▶ [INSTRUCTIONS FOR THE TASK] Nothing should be left out: output all of the entries exactly.

^^^^^^^^^^^^^^^^

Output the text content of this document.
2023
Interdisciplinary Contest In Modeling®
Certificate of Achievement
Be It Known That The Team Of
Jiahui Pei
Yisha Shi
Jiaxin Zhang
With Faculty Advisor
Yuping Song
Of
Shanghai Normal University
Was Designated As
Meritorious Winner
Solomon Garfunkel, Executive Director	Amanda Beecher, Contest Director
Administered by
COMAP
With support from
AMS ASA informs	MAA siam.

^^^^^^^^^^^^^^^^

▶ [EXERCISE OUTPUT]
Output the text content of this document.
2023
Interdisciplinary Contest In Modeling®
Certificate of Achievement
Be It Known That The Team Of
Jiahui Pei
Yisha Shi
Jiaxin Zhang
With Faculty Advisor
Yuping Song
Of
Shanghai Normal University
Was Designated As
Meritorious Winner
Solomon Garfunkel, Executive Director	Amanda Beecher, Contest Director
Administered by
COMAP
With support from
AMS ASA informs	MAA siam.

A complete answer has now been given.